### Exercise aim
Retype every entry exactly, character for character.

### Data shown
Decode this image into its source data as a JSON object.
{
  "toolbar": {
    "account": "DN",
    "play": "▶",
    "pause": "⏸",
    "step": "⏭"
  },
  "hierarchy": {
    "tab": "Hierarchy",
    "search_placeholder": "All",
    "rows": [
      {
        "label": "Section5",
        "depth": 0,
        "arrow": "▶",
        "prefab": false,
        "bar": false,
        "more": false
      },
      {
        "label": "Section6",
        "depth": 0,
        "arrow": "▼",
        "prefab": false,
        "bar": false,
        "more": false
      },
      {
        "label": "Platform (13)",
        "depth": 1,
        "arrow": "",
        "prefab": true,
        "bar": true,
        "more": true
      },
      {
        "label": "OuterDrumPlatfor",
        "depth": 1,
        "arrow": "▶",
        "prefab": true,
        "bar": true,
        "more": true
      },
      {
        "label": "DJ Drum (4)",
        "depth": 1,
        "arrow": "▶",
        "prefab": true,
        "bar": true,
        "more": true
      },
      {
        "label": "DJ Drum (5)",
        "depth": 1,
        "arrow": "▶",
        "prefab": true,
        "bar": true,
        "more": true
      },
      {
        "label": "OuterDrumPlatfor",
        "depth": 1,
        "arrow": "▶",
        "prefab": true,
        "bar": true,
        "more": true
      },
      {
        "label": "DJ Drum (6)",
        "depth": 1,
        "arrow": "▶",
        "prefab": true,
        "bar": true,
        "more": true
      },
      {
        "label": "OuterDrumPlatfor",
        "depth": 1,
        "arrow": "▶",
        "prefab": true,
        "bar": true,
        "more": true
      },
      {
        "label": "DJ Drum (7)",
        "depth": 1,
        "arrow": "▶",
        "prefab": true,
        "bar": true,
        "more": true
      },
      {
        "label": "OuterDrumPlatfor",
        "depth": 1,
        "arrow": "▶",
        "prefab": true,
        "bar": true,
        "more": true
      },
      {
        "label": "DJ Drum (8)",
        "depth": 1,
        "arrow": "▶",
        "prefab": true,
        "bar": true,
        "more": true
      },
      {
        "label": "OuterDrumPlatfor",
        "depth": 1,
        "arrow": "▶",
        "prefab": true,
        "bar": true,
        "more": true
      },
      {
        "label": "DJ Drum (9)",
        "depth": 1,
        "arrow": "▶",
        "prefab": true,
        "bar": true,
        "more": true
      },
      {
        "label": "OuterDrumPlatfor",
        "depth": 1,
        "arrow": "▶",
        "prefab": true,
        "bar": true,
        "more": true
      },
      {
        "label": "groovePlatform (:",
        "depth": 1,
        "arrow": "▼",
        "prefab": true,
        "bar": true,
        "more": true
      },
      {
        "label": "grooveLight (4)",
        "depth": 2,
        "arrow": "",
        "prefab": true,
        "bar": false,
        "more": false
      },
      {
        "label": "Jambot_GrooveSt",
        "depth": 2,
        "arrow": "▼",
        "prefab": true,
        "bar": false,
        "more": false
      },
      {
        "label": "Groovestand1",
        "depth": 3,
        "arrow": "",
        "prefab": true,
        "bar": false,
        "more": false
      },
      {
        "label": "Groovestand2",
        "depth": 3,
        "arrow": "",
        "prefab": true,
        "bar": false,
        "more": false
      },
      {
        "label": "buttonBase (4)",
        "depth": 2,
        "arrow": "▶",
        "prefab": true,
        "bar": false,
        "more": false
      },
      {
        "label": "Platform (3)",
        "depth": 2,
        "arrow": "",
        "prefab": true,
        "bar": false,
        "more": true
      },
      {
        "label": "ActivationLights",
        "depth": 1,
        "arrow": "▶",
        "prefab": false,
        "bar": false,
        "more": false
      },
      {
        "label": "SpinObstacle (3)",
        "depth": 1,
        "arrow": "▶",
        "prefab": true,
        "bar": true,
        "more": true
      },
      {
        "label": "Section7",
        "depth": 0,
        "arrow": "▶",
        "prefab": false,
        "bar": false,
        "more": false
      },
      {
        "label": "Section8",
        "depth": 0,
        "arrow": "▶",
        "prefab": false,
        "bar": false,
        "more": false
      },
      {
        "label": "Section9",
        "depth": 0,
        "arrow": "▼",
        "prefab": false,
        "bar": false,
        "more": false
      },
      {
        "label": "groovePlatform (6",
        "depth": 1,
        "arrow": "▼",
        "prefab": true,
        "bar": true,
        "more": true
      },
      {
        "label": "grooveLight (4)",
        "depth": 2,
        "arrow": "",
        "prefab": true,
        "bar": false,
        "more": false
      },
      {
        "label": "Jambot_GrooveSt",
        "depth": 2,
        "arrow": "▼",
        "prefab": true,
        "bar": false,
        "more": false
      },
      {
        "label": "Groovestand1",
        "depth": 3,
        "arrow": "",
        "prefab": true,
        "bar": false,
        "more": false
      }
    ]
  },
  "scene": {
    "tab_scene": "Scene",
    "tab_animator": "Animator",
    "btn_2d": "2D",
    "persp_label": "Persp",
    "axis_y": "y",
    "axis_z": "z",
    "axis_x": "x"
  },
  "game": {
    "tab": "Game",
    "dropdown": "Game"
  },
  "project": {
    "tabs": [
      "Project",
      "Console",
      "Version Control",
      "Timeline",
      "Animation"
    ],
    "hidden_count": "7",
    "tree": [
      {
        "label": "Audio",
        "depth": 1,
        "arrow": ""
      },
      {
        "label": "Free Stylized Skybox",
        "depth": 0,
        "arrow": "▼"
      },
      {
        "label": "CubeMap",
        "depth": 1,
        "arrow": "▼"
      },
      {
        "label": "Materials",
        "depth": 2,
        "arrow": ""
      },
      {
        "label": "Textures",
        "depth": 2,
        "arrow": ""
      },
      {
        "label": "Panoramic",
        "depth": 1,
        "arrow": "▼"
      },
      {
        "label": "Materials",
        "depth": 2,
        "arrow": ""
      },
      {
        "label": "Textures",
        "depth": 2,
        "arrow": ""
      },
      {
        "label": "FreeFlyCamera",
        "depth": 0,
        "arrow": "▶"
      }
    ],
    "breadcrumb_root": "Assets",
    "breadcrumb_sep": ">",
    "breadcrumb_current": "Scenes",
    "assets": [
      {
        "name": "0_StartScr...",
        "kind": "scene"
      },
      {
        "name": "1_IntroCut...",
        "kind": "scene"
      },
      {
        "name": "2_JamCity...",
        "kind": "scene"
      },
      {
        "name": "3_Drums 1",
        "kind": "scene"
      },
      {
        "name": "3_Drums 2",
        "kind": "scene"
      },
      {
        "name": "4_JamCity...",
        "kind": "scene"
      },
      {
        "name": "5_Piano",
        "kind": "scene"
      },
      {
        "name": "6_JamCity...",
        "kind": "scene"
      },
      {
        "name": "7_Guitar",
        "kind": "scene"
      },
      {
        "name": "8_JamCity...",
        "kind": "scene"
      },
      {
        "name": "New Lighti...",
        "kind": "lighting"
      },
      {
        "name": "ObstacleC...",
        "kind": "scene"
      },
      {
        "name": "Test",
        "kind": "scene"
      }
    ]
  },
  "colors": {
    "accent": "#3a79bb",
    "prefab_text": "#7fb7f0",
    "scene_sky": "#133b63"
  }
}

### The completed task
Decode this image into its source data as a JSON object.
{
  "toolbar": {
    "account": "DN",
    "play": "▶",
    "pause": "⏸",
    "step": "⏭"
  },
  "hierarchy": {
    "tab": "Hierarchy",
    "search_placeholder": "All",
    "rows": [
      {
        "label": "Section5",
        "depth": 0,
        "arrow": "▶",
        "prefab": false,
        "bar": false,
        "more": false
      },
      {
        "label": "Section6",
        "depth": 0,
        "arrow": "▼",
        "prefab": false,
        "bar": false,
        "more": false
      },
      {
        "label": "Platform (13)",
        "depth": 1,
        "arrow": "",
        "prefab": true,
        "bar": true,
        "more": true
      },
      {
        "label": "OuterDrumPlatfor",
        "depth": 1,
        "arrow": "▶",
        "prefab": true,
        "bar": true,
        "more": true
      },
      {
        "label": "DJ Drum (4)",
        "depth": 1,
        "arrow": "▶",
        "prefab": true,
        "bar": true,
        "more": true
      },
      {
        "label": "DJ Drum (5)",
        "depth": 1,
        "arrow": "▶",
        "prefab": true,
        "bar": true,
        "more": true
      },
      {
        "label": "OuterDrumPlatfor",
        "depth": 1,
        "arrow": "▶",
        "prefab": true,
        "bar": true,
        "more": true
      },
      {
        "label": "DJ Drum (6)",
        "depth": 1,
        "arrow": "▶",
        "prefab": true,
        "bar": true,
        "more": true
      },
      {
        "label": "OuterDrumPlatfor",
        "depth": 1,
        "arrow": "▶",
        "prefab": true,
        "bar": true,
        "more": true
      },
      {
        "label": "DJ Drum (7)",
        "depth": 1,
        "arrow": "▶",
        "prefab": true,
        "bar": true,
        "more": true
      },
      {
        "label": "OuterDrumPlatfor",
        "depth": 1,
        "arrow": "▶",
        "prefab": true,
        "bar": true,
        "more": true
      },
      {
        "label": "DJ Drum (8)",
        "depth": 1,
        "arrow": "▶",
        "prefab": true,
        "bar": true,
        "more": true
      },
      {
        "label": "OuterDrumPlatfor",
        "depth": 1,
        "arrow": "▶",
        "prefab": true,
        "bar": true,
        "more": true
      },
      {
        "label": "DJ Drum (9)",
        "depth": 1,
        "arrow": "▶",
        "prefab": true,
        "bar": true,
        "more": true
      },
      {
        "label": "OuterDrumPlatfor",
        "depth": 1,
        "arrow": "▶",
        "prefab": true,
        "bar": true,
        "more": true
      },
      {
        "label": "groovePlatform (:",
        "depth": 1,
        "arrow": "▼",
        "prefab": true,
        "bar": true,
        "more": true
      },
      {
        "label": "grooveLight (4)",
        "depth": 2,
        "arrow": "",
        "prefab": true,
        "bar": false,
        "more": false
      },
      {
        "label": "Jambot_GrooveSt",
        "depth": 2,
        "arrow": "▼",
        "prefab": true,
        "bar": false,
        "more": false
      },
      {
        "label": "Groovestand1",
        "depth": 3,
        "arrow": "",
        "prefab": true,
        "bar": false,
        "more": false
      },
      {
        "label": "Groovestand2",
        "depth": 3,
        "arrow": "",
        "prefab": true,
        "bar": false,
        "more": false
      },
      {
        "label": "buttonBase (4)",
        "depth": 2,
        "arrow": "▶",
        "prefab": true,
        "bar": false,
        "more": false
      },
      {
        "label": "Platform (3)",
        "depth": 2,
        "arrow": "",
        "prefab": true,
        "bar": false,
        "more": true
      },
      {
        "label": "ActivationLights",
        "depth": 1,
        "arrow": "▶",
        "prefab": false,
        "bar": false,
        "more": false
      },
      {
        "label": "SpinObstacle (3)",
        "depth": 1,
        "arrow": "▶",
        "prefab": true,
        "bar": true,
        "more": true
      },
      {
        "label": "Section7",
        "depth": 0,
        "arrow": "▶",
        "prefab": false,
        "bar": false,
        "more": false
      },
      {
        "label": "Section8",
        "depth": 0,
        "arrow": "▶",
        "prefab": false,
        "bar": false,
        "more": false
      },
      {
        "label": "Section9",
        "depth": 0,
        "arrow": "▼",
        "prefab": false,
        "bar": false,
        "more": false
      },
      {
        "label": "groovePlatform (6",
        "depth": 1,
        "arrow": "▼",
        "prefab": true,
        "bar": true,
        "more": true
      },
      {
        "label": "grooveLight (4)",
        "depth": 2,
        "arrow": "",
        "prefab": true,
        "bar": false,
        "more": false
      },
      {
        "label": "Jambot_GrooveSt",
        "depth": 2,
        "arrow": "▼",
        "prefab": true,
        "bar": false,
        "more": false
      },
      {
        "label": "Groovestand1",
        "depth": 3,
        "arrow": "",
        "prefab": true,
        "bar": false,
        "more": false
      }
    ]
  },
  "scene": {
    "tab_scene": "Scene",
    "tab_animator": "Animator",
    "btn_2d": "2D",
    "persp_label": "Persp",
    "axis_y": "y",
    "axis_z": "z",
    "axis_x": "x"
  },
  "game": {
    "tab": "Game",
    "dropdown": "Game"
  },
  "project": {
    "tabs": [
      "Project",
      "Console",
      "Version Control",
      "Timeline",
      "Animation"
    ],
    "hidden_count": "7",
    "tree": [
      {
        "label": "Audio",
        "depth": 1,
        "arrow": ""
      },
      {
        "label": "Free Stylized Skybox",
        "depth": 0,
        "arrow": "▼"
      },
      {
        "label": "CubeMap",
        "depth": 1,
        "arrow": "▼"
      },
      {
        "label": "Materials",
        "depth": 2,
        "arrow": ""
      },
      {
        "label": "Textures",
        "depth": 2,
        "arrow": ""
      },
      {
        "label": "Panoramic",
        "depth": 1,
        "arrow": "▼"
      },
      {
        "label": "Materials",
        "depth": 2,
        "arrow": ""
      },
      {
        "label": "Textures",
        "depth": 2,
        "arrow": ""
      },
      {
        "label": "FreeFlyCamera",
        "depth": 0,
        "arrow": "▶"
      }
    ],
    "breadcrumb_root": "Assets",
    "breadcrumb_sep": ">",
    "breadcrumb_current": "Scenes",
    "assets": [
      {
        "name": "0_StartScr...",
        "kind": "scene"
      },
      {
        "name": "1_IntroCut...",
        "kind": "scene"
      },
      {
        "name": "2_JamCity...",
        "kind": "scene"
      },
      {
        "name": "3_Drums 1",
        "kind": "scene"
      },
      {
        "name": "3_Drums 2",
        "kind": "scene"
      },
      {
        "name": "4_JamCity...",
        "kind": "scene"
      },
      {
        "name": "5_Piano",
        "kind": "scene"
      },
      {
        "name": "6_JamCity...",
        "kind": "scene"
      },
      {
        "name": "7_Guitar",
        "kind": "scene"
      },
      {
        "name": "8_JamCity...",
        "kind": "scene"
      },
      {
        "name": "New Lighti...",
        "kind": "lighting"
      },
      {
        "name": "ObstacleC...",
        "kind": "scene"
      },
      {
        "name": "Test",
        "kind": "scene"
      }
    ]
  },
  "colors": {
    "accent": "#3a79bb",
    "prefab_text": "#7fb7f0",
    "scene_sky": "#133b63"
  }
}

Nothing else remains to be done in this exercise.